[START OF INPUT FOR THIS TASK]

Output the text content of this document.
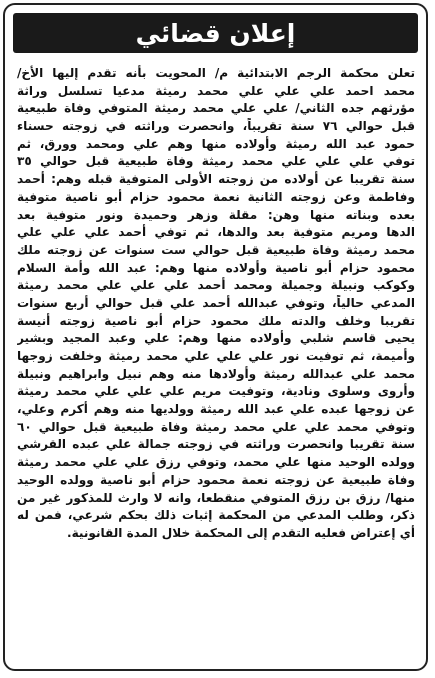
إعلان قضائي
تعلن محكمة الرجم الابتدائية م/ المحويت بأنه تقدم إليها الأخ/
محمد احمد علي علي علي محمد رميثة مدعيا تسلسل وراثة
مؤرثهم جده الثاني/ علي علي محمد رميثة المتوفي وفاة طبيعية
قبل حوالي ٧٦ سنة تقريباً، وانحصرت وراثته في زوجته حسناء
حمود عبد الله رميثة وأولاده منها وهم علي ومحمد وورق، ثم
توفي علي علي علي محمد رميثة وفاة طبيعية قبل حوالي ٣٥
سنة تقريبا عن أولاده من زوجته الأولى المتوفية قبله وهم: أحمد
وفاطمة وعن زوجته الثانية نعمة محمود حزام أبو ناصية متوفية
بعده وبناته منها وهن: مقلة وزهر وحميدة ونور متوفية بعد
الدها ومريم متوفية بعد والدها، ثم توفي أحمد علي علي علي
محمد رميثة وفاة طبيعية قبل حوالي ست سنوات عن زوجته ملك
محمود حزام أبو ناصية وأولاده منها وهم: عبد الله وأمة السلام
وكوكب ونبيلة وجميلة ومحمد أحمد علي علي علي محمد رميثة
المدعي حالياً، وتوفي عبدالله أحمد علي قبل حوالي أربع سنوات
تقريبا وخلف والدته ملك محمود حزام أبو ناصية زوجته أنيسة
يحيى قاسم شلبي وأولاده منها وهم: علي وعبد المجيد وبشير
وأميمة، ثم توفيت نور علي علي علي محمد رميثة وخلفت زوجها
محمد علي عبدالله رميثة وأولادها منه وهم نبيل وابراهيم ونبيلة
وأروى وسلوى ونادية، وتوفيت مريم علي علي علي محمد رميثة
عن زوجها عبده علي عبد الله رميثة وولديها منه وهم أكرم وعلي،
وتوفي محمد علي علي محمد رميثة وفاة طبيعية قبل حوالي ٦٠
سنة تقريبا وانحصرت وراثته في زوجته جمالة علي عبده القرشي
وولده الوحيد منها علي محمد، وتوفي رزق علي علي محمد رميثة
وفاة طبيعية عن زوجته نعمة محمود حزام أبو ناصية وولده الوحيد
منها/ رزق بن رزق المتوفي منقطعا، وانه لا وارث للمذكور غير من
ذكر، وطلب المدعي من المحكمة إثبات ذلك بحكم شرعي، فمن له
أي إعتراض فعليه التقدم إلى المحكمة خلال المدة القانونية.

[END OF INPUT FOR THIS TASK]

THE TASK: Return the listing above in full and without alteration, excluding its pictures.

RESPONSE TO THIS TASK:
Output the text content of this document.
إعلان قضائي
تعلن محكمة الرجم الابتدائية م/ المحويت بأنه تقدم إليها الأخ/
محمد احمد علي علي علي محمد رميثة مدعيا تسلسل وراثة
مؤرثهم جده الثاني/ علي علي محمد رميثة المتوفي وفاة طبيعية
قبل حوالي ٧٦ سنة تقريباً، وانحصرت وراثته في زوجته حسناء
حمود عبد الله رميثة وأولاده منها وهم علي ومحمد وورق، ثم
توفي علي علي علي محمد رميثة وفاة طبيعية قبل حوالي ٣٥
سنة تقريبا عن أولاده من زوجته الأولى المتوفية قبله وهم: أحمد
وفاطمة وعن زوجته الثانية نعمة محمود حزام أبو ناصية متوفية
بعده وبناته منها وهن: مقلة وزهر وحميدة ونور متوفية بعد
الدها ومريم متوفية بعد والدها، ثم توفي أحمد علي علي علي
محمد رميثة وفاة طبيعية قبل حوالي ست سنوات عن زوجته ملك
محمود حزام أبو ناصية وأولاده منها وهم: عبد الله وأمة السلام
وكوكب ونبيلة وجميلة ومحمد أحمد علي علي علي محمد رميثة
المدعي حالياً، وتوفي عبدالله أحمد علي قبل حوالي أربع سنوات
تقريبا وخلف والدته ملك محمود حزام أبو ناصية زوجته أنيسة
يحيى قاسم شلبي وأولاده منها وهم: علي وعبد المجيد وبشير
وأميمة، ثم توفيت نور علي علي علي محمد رميثة وخلفت زوجها
محمد علي عبدالله رميثة وأولادها منه وهم نبيل وابراهيم ونبيلة
وأروى وسلوى ونادية، وتوفيت مريم علي علي علي محمد رميثة
عن زوجها عبده علي عبد الله رميثة وولديها منه وهم أكرم وعلي،
وتوفي محمد علي علي محمد رميثة وفاة طبيعية قبل حوالي ٦٠
سنة تقريبا وانحصرت وراثته في زوجته جمالة علي عبده القرشي
وولده الوحيد منها علي محمد، وتوفي رزق علي علي محمد رميثة
وفاة طبيعية عن زوجته نعمة محمود حزام أبو ناصية وولده الوحيد
منها/ رزق بن رزق المتوفي منقطعا، وانه لا وارث للمذكور غير من
ذكر، وطلب المدعي من المحكمة إثبات ذلك بحكم شرعي، فمن له
أي إعتراض فعليه التقدم إلى المحكمة خلال المدة القانونية.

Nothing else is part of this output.